初めまして、ドリコムにてサーバサイドエンジニアをしております hayabusa333 (橘田)です。
こちらの記事はElixir Conf Japan 2017のレポート第1回目となります。
2017年4月1日に Elixir Conf Japan 2017が開催され、LTにて「APIサーバーとしてのCowboy」というタイトルで登壇させていただきました。
資料
当日の資料はこちらとなります。
APIサーバーとしてのCowboy
https://speakerdeck.com/hayabusa333/apisabatositefalsecowboy
Cowboyについて
CowboyはErlangで書かれた軽量なWebサーバとなっています。
Cowboyの1.0がリリースされたのが2014年8月1日となるようです。
ElixirConfJapanが開催された2017年4月1日時点では1.1.2が安定版としてリリースされており、メジャーアップデート版として2.0.0-pre7がリリースされておりました。
また4月18日に2.0.0-pre8がリリースされ、2.0.0の開発はまだ続いているようです。
Phoenixについて
PhoenixはElixirで書かれた信頼性と高速であり生産性のたかさをうたっているWebフレームワークです。
こちらは1.2.1が現在の安定版としてリリースされており、現在1.3.0のアップデートのため1.3.0-rc.0がリリースされ、1.3.0-rc.1がバージョンアップに向けて開発が動いております。
また、1.3.0からは内部のディレクトリ構成が変わっていますので下記で記載されているディレクトリ構成とは違いますので注意が必要です。
ディレクトリ構成
Elixirでは新規に何かを作る際にはmix new
によって作成を行っていきます。mix new
した場合のディレクトリ構成は下記となります。
. ├─ config : 設定ファイル類 ├─ lib : ソースコード ├─ mix.exs : mix管理設定 └─ test : テストコード
PhoenixはMix.Custom.Task
を利用してPhoenix独自のコマンドとしてmix phoenix.new
があります。

### 読んで応用
- 1) Elixir Conf Japan 2017のレポートについて、次の問いに答えよ。
(a) Cowboyは何という言語で書かれているか。
(b) Cowboyの1.0がリリースされたのはいつか。
(c) Phoenixの現在の安定版はどのバージョンか。
- 2) Elixir Conf Japan 2017のレポートの続きを、最後の文の後から書け。

### 提供データ
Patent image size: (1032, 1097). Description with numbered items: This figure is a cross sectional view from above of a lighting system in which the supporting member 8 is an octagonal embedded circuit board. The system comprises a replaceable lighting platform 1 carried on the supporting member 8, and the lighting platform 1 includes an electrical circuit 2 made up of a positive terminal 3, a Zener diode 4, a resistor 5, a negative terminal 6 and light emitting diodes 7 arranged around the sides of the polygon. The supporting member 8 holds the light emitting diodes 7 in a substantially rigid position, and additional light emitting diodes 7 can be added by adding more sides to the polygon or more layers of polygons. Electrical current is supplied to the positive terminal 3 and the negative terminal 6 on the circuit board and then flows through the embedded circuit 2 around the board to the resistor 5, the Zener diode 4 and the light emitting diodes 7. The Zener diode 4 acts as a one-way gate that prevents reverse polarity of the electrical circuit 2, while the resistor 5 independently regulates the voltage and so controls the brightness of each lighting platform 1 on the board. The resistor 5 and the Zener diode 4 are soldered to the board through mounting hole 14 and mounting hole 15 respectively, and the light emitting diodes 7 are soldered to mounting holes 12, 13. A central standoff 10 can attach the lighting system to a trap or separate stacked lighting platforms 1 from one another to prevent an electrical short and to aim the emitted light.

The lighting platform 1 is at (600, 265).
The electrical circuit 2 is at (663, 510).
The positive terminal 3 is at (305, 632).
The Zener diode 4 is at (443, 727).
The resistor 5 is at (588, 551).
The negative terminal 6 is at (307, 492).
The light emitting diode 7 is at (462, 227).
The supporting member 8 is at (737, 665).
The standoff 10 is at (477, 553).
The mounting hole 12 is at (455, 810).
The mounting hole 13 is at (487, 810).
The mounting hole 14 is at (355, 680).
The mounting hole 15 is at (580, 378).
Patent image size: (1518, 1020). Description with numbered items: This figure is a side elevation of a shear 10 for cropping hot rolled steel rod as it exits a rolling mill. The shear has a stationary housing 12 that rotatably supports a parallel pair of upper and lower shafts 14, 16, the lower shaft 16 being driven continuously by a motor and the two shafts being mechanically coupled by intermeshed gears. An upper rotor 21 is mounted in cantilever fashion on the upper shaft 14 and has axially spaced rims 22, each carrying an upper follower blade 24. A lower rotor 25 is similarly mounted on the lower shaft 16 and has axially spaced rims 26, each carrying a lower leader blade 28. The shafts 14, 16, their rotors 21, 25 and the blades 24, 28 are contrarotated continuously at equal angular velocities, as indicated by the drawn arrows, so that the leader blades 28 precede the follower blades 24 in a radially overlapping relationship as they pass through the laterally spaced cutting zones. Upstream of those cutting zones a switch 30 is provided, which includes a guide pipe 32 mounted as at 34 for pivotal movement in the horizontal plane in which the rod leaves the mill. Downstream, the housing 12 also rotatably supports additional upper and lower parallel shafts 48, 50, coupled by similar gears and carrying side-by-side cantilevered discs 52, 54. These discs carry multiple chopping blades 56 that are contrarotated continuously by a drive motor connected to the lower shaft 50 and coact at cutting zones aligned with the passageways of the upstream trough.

### 演習の解答
- 1)
(a) Erlang
(b) 2014年8月1日
(c) 1.2.1

- 2)
Phoenix 1.2.1 以前のバージョンにてmix phoenix.new
をした場合のアプリケーションのディレクトリ構成は下記となります。
. ├─ brunch-config.js : brunch の管理用JavaScript ├─ config ├─ lib ├─ mix.exs ├─ package.json : Node管理用json ├─ priv : 外部公開しない migration、css、js 管理用 ├─ test └─ web : アプリケーションのコード管理用 ├─ channels : チャネルを管理用 ├─ controllers : コントローラーの管理 ├─ models : モデルの管理 ├─ router.ex : ルーティングを記載するコード ├─ static : スタティックファイル管理 ├─ views : ビューの管理用
Phoenixでは、独自のコマンドを実装しており、フレームワークとしてディレクトリの型を用意しております。
CowboyをElixirで使用する場合には、ElixirからMixを使用してCowboyを使用するように設定を行いますが、Cowboy自体に決まったディレクトリ構成などは存在しておりません。
そのため知らなければどのように作っていくこともできるといえばできるので注意が必要です。
それに比べてPhoenixではディレクトリ構成が決まっていますので、その形に合わせて作成して行く必要があります。
またCowboy自体もPhoenixのようなディレクトリ構成にあわせることもでき、私も参考にしながらディレクトリを切っていたりします。
View
表示周りに関してですが、CowboyはWebサーバとして実装を行えばHTMLやCSSやJavaScriptをブラウザに送ることができます。
何度も書いていますがCowboy自体はサーバですので、HTMLを返すことはできてもサーバ内部で使用している変数などを使用してHTMLを良い形に変更してくれることはできません。
そのあたりはPhoenixを使用するか、phoenix_html
を使用すればCowboyでもできるとは思われますが、それであるならばPhoenixを使用するのが良いと思います。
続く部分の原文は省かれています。